# PROVIDED TEXT

** START **

Mason said the episode has been painful but could have a positive result.

“I don’t enjoy listening to students telling me my words were so hurtful. That was never the intention as I have said and I will continue to apologize,” she said. “But by the same token, as we get further and further along in this work, we can look back on this time as maybe a breakthrough moment.”

Before Mason’s remark, students had noticed an increase in the number of campus-wide emails sent by university police this year after reports of sexual assault.

The campus is largely safe, set in a leafy college town of 67,000 on the Iowa River rather than in an urban area with street crime. Many of the assaults involved acquaintances and took place in residence halls or fraternities. One report about an assault in a tunnel near the river alarmed students.

Some critics said the university’s warnings put too much focus on the victims by warning women not to walk alone or to binge drink - and not enough on perpetrators.

University officials said the increase resulted from a policy change to start sending warnings about incidents involving acquaintances. The number of sexual offenses reported to campus police dropped in 2013 to four from eight. But the Rape Victim Advocacy Program in Iowa City said there were 117 university-affiliated calls involving sexual assault, stalking or harassment last year.

A January report from the White House Council on Women and Girls cited a 2011 national research survey that found 20 percent of women reported being victims. Experts say it is impossible to know whether the prevalence has gone up, since it is a vastly underreported crime.

Since arriving in 2007, Mason has won praise for helping freeze tuition, for rebuilding the campus after a devastating 2008 flood and raising hundreds of millions of dollars. Following her remark, she proposed a six-point plan to further combat sexual assault, calling for the most serious offenders to face expulsion instead of suspension and additional funding for prevention initiatives.

** END **

# WORK TO COMPLETE
**A.** In the article on sexual assault at the university, how many sexual offenses were reported to campus police in 2013?
**B.** Duplicate the part of the article on sexual assault at the university that opens with the words containing "Before Mason’s remark, students" and closes with "river alarmed students.".
**C.** Pick up the article on sexual assault at the university from the point where it stops.

# DATA EXTRACT

** START **

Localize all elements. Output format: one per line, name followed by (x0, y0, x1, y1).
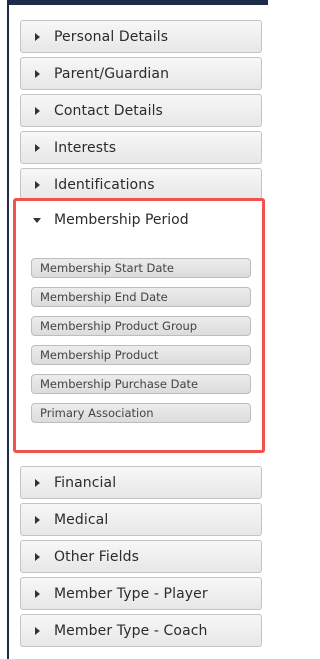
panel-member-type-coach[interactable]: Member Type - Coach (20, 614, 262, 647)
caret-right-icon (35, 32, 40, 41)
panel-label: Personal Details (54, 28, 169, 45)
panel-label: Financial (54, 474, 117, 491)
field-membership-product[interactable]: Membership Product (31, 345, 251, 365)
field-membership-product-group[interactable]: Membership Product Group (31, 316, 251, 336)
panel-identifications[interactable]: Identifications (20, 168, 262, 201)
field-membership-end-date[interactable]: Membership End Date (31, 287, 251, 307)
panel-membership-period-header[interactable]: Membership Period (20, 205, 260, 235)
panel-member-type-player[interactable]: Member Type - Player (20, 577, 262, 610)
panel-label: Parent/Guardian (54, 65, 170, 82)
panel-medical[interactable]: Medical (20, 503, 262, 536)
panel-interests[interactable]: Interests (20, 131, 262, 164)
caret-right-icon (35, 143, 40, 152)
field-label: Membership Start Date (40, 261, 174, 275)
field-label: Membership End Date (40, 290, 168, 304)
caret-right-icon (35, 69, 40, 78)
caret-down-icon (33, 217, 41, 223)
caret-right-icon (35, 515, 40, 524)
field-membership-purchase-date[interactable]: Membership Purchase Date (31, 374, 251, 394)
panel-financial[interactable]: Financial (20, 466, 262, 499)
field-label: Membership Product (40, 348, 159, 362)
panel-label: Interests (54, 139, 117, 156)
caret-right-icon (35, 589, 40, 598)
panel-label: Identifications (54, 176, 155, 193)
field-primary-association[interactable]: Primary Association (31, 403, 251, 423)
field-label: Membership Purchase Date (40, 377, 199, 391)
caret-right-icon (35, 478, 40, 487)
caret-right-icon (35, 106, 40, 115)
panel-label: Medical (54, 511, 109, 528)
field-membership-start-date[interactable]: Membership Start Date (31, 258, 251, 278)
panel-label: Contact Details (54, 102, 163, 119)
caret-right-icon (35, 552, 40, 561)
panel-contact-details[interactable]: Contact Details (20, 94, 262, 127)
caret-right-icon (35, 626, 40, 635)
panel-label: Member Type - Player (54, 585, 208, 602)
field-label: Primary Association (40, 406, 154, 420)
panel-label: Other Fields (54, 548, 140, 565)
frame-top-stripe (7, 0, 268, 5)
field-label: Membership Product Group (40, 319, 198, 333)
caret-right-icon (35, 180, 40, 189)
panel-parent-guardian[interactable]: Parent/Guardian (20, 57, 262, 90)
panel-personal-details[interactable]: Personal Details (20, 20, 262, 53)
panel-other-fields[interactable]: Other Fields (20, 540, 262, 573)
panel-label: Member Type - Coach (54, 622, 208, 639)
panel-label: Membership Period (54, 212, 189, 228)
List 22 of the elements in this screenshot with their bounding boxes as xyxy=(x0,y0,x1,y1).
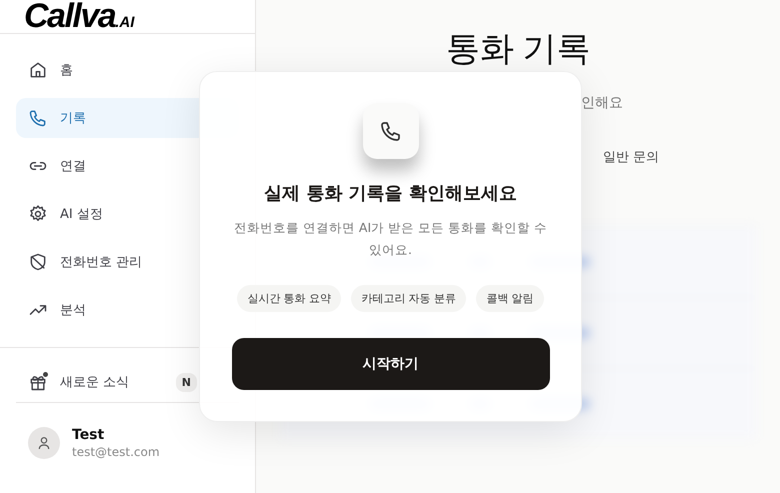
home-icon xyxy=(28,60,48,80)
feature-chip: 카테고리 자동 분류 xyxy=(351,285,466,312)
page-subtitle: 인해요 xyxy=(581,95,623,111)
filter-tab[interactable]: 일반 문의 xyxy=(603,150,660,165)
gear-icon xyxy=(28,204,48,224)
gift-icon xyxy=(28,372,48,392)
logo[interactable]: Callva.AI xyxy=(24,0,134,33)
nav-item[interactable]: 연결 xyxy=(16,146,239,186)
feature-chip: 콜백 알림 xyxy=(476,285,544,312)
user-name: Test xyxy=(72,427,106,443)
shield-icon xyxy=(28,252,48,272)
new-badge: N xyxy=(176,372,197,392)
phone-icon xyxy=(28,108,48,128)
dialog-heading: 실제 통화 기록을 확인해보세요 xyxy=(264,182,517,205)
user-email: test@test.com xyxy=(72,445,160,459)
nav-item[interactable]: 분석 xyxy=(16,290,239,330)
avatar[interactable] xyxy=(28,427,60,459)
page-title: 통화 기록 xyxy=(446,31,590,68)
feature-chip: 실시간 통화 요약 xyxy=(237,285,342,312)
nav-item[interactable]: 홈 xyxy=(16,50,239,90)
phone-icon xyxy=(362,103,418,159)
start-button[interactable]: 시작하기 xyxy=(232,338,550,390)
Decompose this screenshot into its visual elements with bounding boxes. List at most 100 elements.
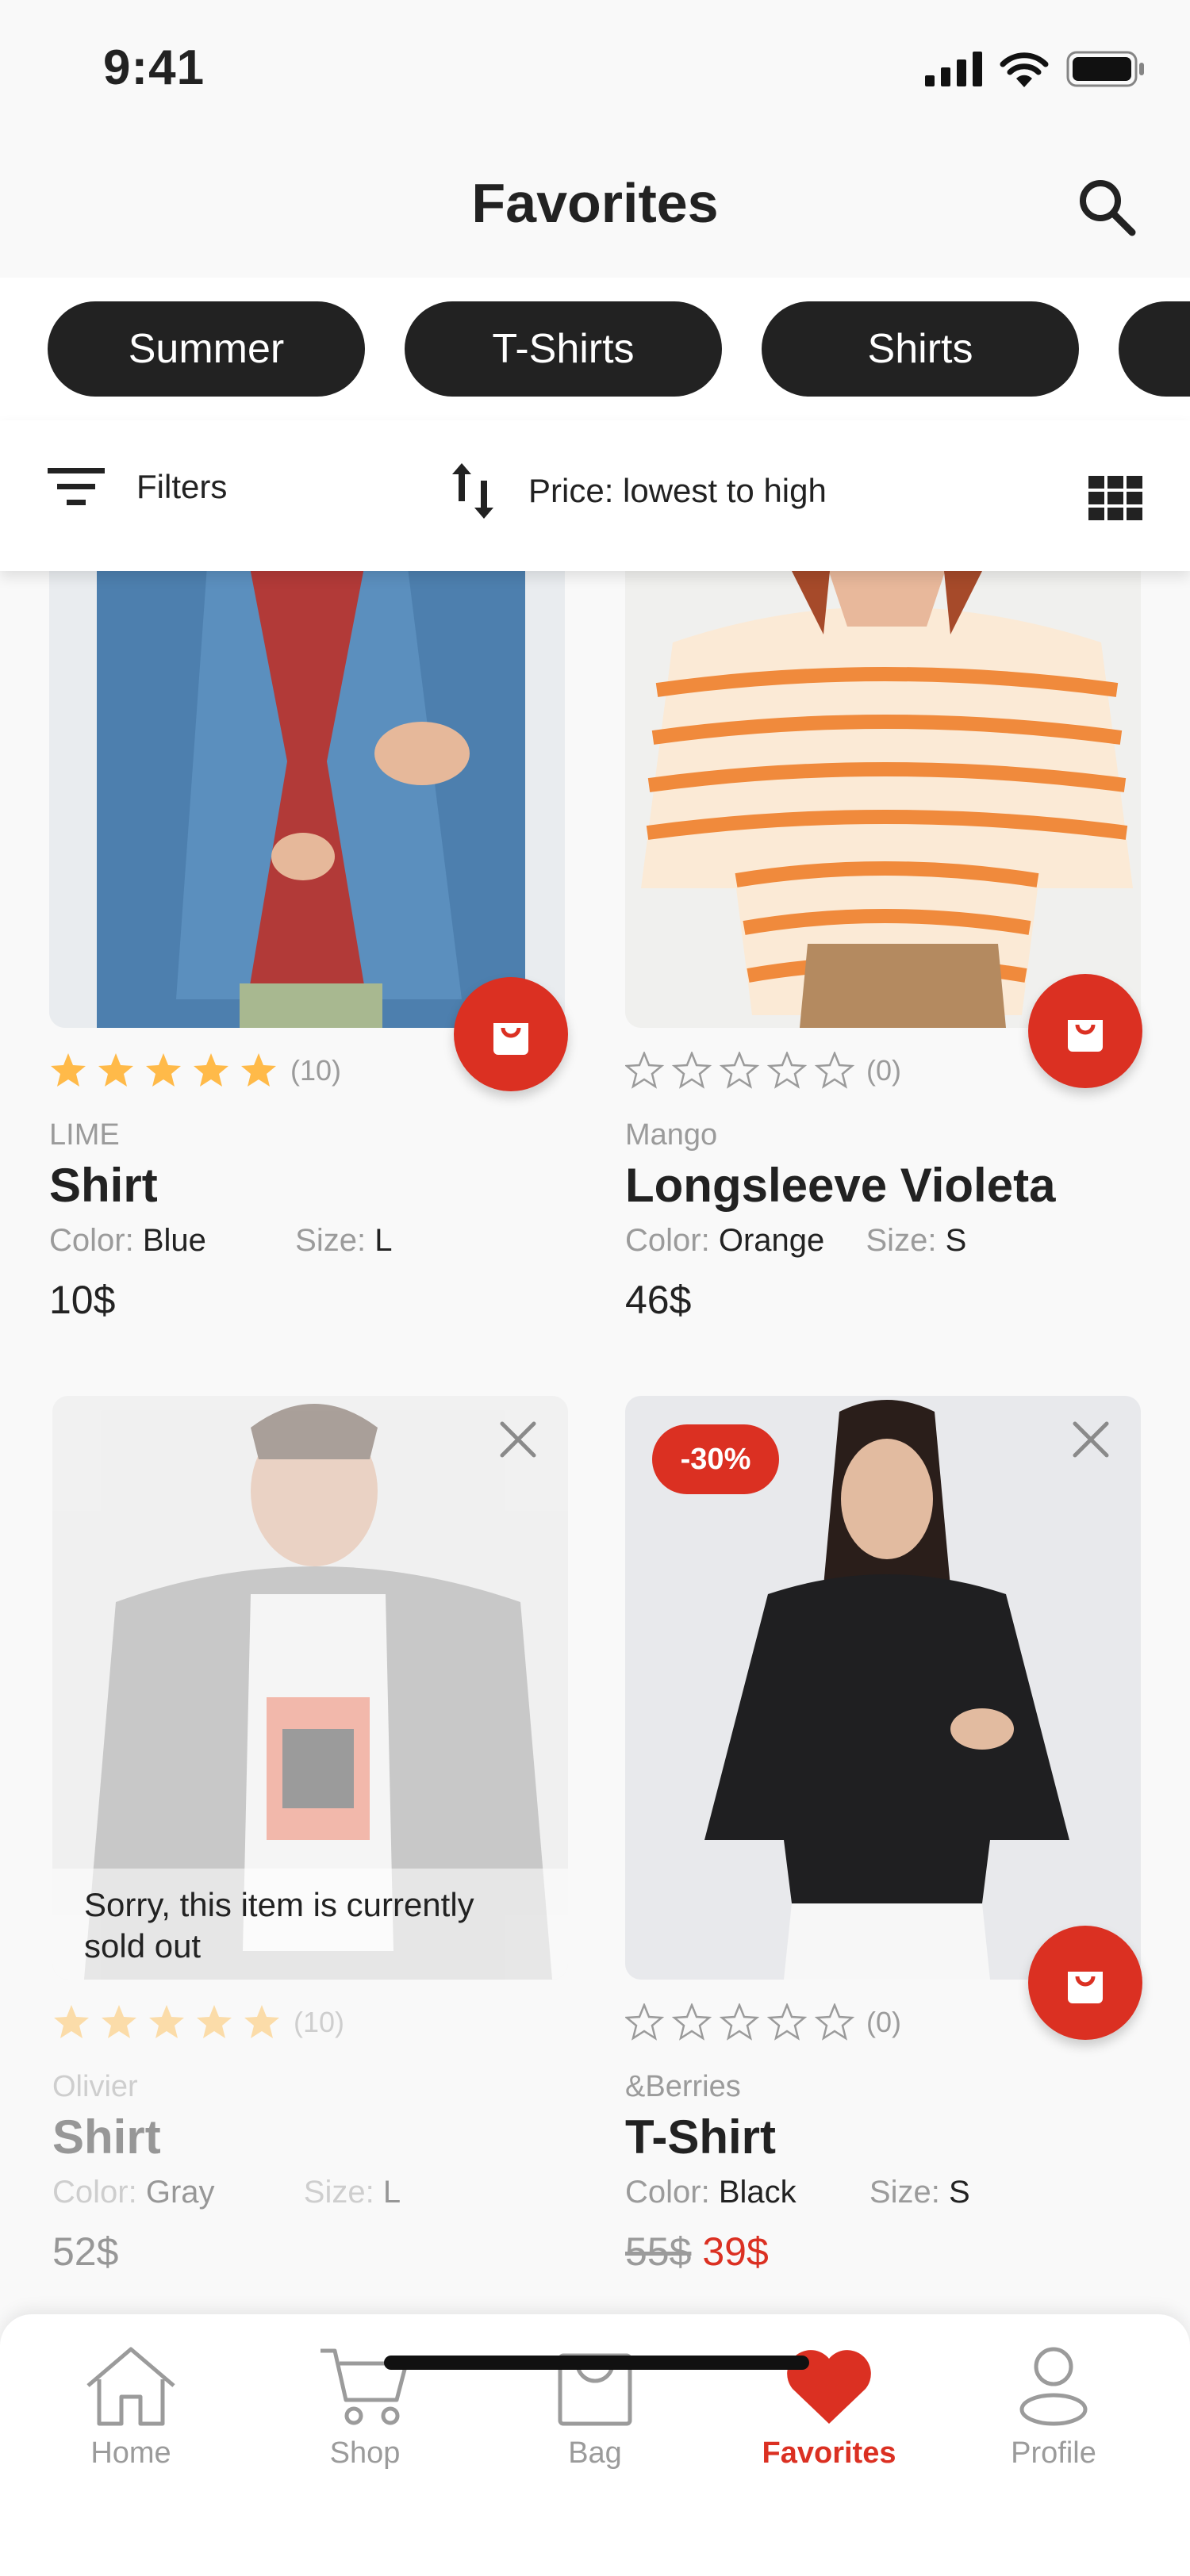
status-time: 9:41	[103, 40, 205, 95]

** END **

# ANSWERS FOR THE TASKS
**A.** Four, down from eight.

**B.**
Before Mason’s remark, students had noticed an increase in the number of campus-wide emails sent by university police this year after reports of sexual assault.

The campus is largely safe, set in a leafy college town of 67,000 on the Iowa River rather than in an urban area with street crime. Many of the assaults involved acquaintances and took place in residence halls or fraternities. One report about an assault in a tunnel near the river alarmed students.

**C.**
Protesters such as Latisha McDaniel, a research assistant who held a sign Monday reading “We Deserve a Rape Free Campus,” praise Mason’s quick response to their outrage.

“When I first heard it, my mouth dropped,” she said. “But I’m actually surprised and supportive of what she’s done since.”

But the campus free speech group, the Foundation for Individual Rights in Education, said Mason’s only mistake was in apologizing.

“Ultimately, a president who is willing to freely discuss the real challenges of dealing with sexual assault on campus will do far more for the safety and well-being of students at the University of Iowa than will a president who, to protect his or her career, refuses to stray from the officially sanctioned party line,” the group wrote on its website.

The groups of activists at campuses across the country hope to take advantage of the threat of increased federal enforcement by the U.S. Department of Education of the Title IX anti-discrimination law.

The department in 2011 warned schools of their legal responsibilities, including the need for immediate investigations that don’t rely on criminal cases to move forward. Its Office for Civil Rights has opened more than 40 pending investigations related to campus sex assaults.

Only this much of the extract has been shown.